Supplied records:

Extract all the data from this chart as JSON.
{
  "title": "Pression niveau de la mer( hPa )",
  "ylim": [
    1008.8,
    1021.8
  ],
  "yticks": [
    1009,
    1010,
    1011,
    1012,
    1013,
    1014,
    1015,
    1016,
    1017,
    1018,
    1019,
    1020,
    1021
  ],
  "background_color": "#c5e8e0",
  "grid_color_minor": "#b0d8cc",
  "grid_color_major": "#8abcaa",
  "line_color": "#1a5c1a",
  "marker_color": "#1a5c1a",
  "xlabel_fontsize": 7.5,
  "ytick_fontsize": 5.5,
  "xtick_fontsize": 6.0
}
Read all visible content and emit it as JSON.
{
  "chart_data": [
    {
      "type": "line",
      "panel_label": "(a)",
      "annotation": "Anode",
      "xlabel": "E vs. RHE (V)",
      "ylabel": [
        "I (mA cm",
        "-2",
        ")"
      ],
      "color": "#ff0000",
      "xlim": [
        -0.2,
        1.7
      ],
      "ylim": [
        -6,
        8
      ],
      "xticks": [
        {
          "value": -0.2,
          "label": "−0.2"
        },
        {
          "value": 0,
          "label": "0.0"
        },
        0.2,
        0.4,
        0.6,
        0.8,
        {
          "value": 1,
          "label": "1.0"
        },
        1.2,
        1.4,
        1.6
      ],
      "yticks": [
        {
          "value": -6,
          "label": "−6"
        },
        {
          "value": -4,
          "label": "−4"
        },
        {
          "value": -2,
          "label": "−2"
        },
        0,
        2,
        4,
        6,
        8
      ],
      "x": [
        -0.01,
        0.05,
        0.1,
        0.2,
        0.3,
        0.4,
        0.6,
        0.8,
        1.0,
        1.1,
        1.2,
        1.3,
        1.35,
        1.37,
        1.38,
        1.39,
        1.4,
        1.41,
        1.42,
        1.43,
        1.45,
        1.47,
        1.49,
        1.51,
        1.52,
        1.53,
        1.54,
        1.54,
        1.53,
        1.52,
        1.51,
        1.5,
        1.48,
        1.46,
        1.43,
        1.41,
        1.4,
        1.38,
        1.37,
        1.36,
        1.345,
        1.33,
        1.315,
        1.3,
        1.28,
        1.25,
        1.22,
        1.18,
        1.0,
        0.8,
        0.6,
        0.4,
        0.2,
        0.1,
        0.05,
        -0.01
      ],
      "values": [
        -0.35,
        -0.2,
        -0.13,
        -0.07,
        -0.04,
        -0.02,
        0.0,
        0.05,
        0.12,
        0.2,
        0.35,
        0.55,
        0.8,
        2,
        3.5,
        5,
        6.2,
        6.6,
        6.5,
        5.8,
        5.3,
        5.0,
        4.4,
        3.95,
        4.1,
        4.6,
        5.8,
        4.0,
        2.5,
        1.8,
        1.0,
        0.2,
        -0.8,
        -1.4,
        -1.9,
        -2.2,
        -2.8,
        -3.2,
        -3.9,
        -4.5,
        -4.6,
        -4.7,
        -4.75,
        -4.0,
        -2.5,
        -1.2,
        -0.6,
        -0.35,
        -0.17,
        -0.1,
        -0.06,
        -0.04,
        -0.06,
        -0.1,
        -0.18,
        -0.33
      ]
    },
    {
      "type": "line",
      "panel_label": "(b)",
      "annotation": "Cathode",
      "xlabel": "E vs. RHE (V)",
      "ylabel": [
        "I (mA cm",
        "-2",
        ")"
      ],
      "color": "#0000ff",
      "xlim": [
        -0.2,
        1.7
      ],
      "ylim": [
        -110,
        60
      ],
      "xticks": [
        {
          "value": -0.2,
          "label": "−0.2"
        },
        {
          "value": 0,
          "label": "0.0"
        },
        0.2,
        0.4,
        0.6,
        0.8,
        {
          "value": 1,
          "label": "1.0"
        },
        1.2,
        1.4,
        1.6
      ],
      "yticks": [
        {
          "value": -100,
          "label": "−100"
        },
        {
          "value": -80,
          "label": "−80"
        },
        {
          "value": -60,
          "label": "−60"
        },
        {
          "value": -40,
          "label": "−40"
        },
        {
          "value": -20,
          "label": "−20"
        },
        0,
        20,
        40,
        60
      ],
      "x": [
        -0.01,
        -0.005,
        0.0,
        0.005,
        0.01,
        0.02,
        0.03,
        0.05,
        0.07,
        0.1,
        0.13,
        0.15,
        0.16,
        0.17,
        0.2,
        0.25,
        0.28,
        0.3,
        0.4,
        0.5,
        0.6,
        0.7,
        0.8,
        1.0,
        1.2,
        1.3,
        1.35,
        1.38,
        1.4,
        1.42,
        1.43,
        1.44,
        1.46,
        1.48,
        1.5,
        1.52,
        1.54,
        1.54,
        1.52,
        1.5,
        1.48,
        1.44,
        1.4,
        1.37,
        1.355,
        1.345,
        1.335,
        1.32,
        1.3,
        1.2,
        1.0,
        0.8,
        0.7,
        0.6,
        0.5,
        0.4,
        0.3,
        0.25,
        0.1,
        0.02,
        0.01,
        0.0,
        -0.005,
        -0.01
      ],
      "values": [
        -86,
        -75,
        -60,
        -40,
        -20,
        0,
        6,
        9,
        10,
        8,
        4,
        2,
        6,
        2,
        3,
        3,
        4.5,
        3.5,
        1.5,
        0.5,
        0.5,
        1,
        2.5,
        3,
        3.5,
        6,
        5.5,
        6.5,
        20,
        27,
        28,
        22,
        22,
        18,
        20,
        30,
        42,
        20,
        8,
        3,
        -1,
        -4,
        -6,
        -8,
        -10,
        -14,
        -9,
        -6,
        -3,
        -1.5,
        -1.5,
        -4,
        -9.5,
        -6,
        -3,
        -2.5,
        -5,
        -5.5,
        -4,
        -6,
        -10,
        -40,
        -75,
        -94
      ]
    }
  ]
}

Stated task: Return the material exactly as it stands.

Full answer:
Extract all the data from this chart as JSON.
{
  "title": "Pression niveau de la mer( hPa )",
  "ylim": [
    1008.8,
    1021.8
  ],
  "yticks": [
    1009,
    1010,
    1011,
    1012,
    1013,
    1014,
    1015,
    1016,
    1017,
    1018,
    1019,
    1020,
    1021
  ],
  "background_color": "#c5e8e0",
  "grid_color_minor": "#b0d8cc",
  "grid_color_major": "#8abcaa",
  "line_color": "#1a5c1a",
  "marker_color": "#1a5c1a",
  "xlabel_fontsize": 7.5,
  "ytick_fontsize": 5.5,
  "xtick_fontsize": 6.0
}
Read all visible content and emit it as JSON.
{
  "chart_data": [
    {
      "type": "line",
      "panel_label": "(a)",
      "annotation": "Anode",
      "xlabel": "E vs. RHE (V)",
      "ylabel": [
        "I (mA cm",
        "-2",
        ")"
      ],
      "color": "#ff0000",
      "xlim": [
        -0.2,
        1.7
      ],
      "ylim": [
        -6,
        8
      ],
      "xticks": [
        {
          "value": -0.2,
          "label": "−0.2"
        },
        {
          "value": 0,
          "label": "0.0"
        },
        0.2,
        0.4,
        0.6,
        0.8,
        {
          "value": 1,
          "label": "1.0"
        },
        1.2,
        1.4,
        1.6
      ],
      "yticks": [
        {
          "value": -6,
          "label": "−6"
        },
        {
          "value": -4,
          "label": "−4"
        },
        {
          "value": -2,
          "label": "−2"
        },
        0,
        2,
        4,
        6,
        8
      ],
      "x": [
        -0.01,
        0.05,
        0.1,
        0.2,
        0.3,
        0.4,
        0.6,
        0.8,
        1.0,
        1.1,
        1.2,
        1.3,
        1.35,
        1.37,
        1.38,
        1.39,
        1.4,
        1.41,
        1.42,
        1.43,
        1.45,
        1.47,
        1.49,
        1.51,
        1.52,
        1.53,
        1.54,
        1.54,
        1.53,
        1.52,
        1.51,
        1.5,
        1.48,
        1.46,
        1.43,
        1.41,
        1.4,
        1.38,
        1.37,
        1.36,
        1.345,
        1.33,
        1.315,
        1.3,
        1.28,
        1.25,
        1.22,
        1.18,
        1.0,
        0.8,
        0.6,
        0.4,
        0.2,
        0.1,
        0.05,
        -0.01
      ],
      "values": [
        -0.35,
        -0.2,
        -0.13,
        -0.07,
        -0.04,
        -0.02,
        0.0,
        0.05,
        0.12,
        0.2,
        0.35,
        0.55,
        0.8,
        2,
        3.5,
        5,
        6.2,
        6.6,
        6.5,
        5.8,
        5.3,
        5.0,
        4.4,
        3.95,
        4.1,
        4.6,
        5.8,
        4.0,
        2.5,
        1.8,
        1.0,
        0.2,
        -0.8,
        -1.4,
        -1.9,
        -2.2,
        -2.8,
        -3.2,
        -3.9,
        -4.5,
        -4.6,
        -4.7,
        -4.75,
        -4.0,
        -2.5,
        -1.2,
        -0.6,
        -0.35,
        -0.17,
        -0.1,
        -0.06,
        -0.04,
        -0.06,
        -0.1,
        -0.18,
        -0.33
      ]
    },
    {
      "type": "line",
      "panel_label": "(b)",
      "annotation": "Cathode",
      "xlabel": "E vs. RHE (V)",
      "ylabel": [
        "I (mA cm",
        "-2",
        ")"
      ],
      "color": "#0000ff",
      "xlim": [
        -0.2,
        1.7
      ],
      "ylim": [
        -110,
        60
      ],
      "xticks": [
        {
          "value": -0.2,
          "label": "−0.2"
        },
        {
          "value": 0,
          "label": "0.0"
        },
        0.2,
        0.4,
        0.6,
        0.8,
        {
          "value": 1,
          "label": "1.0"
        },
        1.2,
        1.4,
        1.6
      ],
      "yticks": [
        {
          "value": -100,
          "label": "−100"
        },
        {
          "value": -80,
          "label": "−80"
        },
        {
          "value": -60,
          "label": "−60"
        },
        {
          "value": -40,
          "label": "−40"
        },
        {
          "value": -20,
          "label": "−20"
        },
        0,
        20,
        40,
        60
      ],
      "x": [
        -0.01,
        -0.005,
        0.0,
        0.005,
        0.01,
        0.02,
        0.03,
        0.05,
        0.07,
        0.1,
        0.13,
        0.15,
        0.16,
        0.17,
        0.2,
        0.25,
        0.28,
        0.3,
        0.4,
        0.5,
        0.6,
        0.7,
        0.8,
        1.0,
        1.2,
        1.3,
        1.35,
        1.38,
        1.4,
        1.42,
        1.43,
        1.44,
        1.46,
        1.48,
        1.5,
        1.52,
        1.54,
        1.54,
        1.52,
        1.5,
        1.48,
        1.44,
        1.4,
        1.37,
        1.355,
        1.345,
        1.335,
        1.32,
        1.3,
        1.2,
        1.0,
        0.8,
        0.7,
        0.6,
        0.5,
        0.4,
        0.3,
        0.25,
        0.1,
        0.02,
        0.01,
        0.0,
        -0.005,
        -0.01
      ],
      "values": [
        -86,
        -75,
        -60,
        -40,
        -20,
        0,
        6,
        9,
        10,
        8,
        4,
        2,
        6,
        2,
        3,
        3,
        4.5,
        3.5,
        1.5,
        0.5,
        0.5,
        1,
        2.5,
        3,
        3.5,
        6,
        5.5,
        6.5,
        20,
        27,
        28,
        22,
        22,
        18,
        20,
        30,
        42,
        20,
        8,
        3,
        -1,
        -4,
        -6,
        -8,
        -10,
        -14,
        -9,
        -6,
        -3,
        -1.5,
        -1.5,
        -4,
        -9.5,
        -6,
        -3,
        -2.5,
        -5,
        -5.5,
        -4,
        -6,
        -10,
        -40,
        -75,
        -94
      ]
    }
  ]
}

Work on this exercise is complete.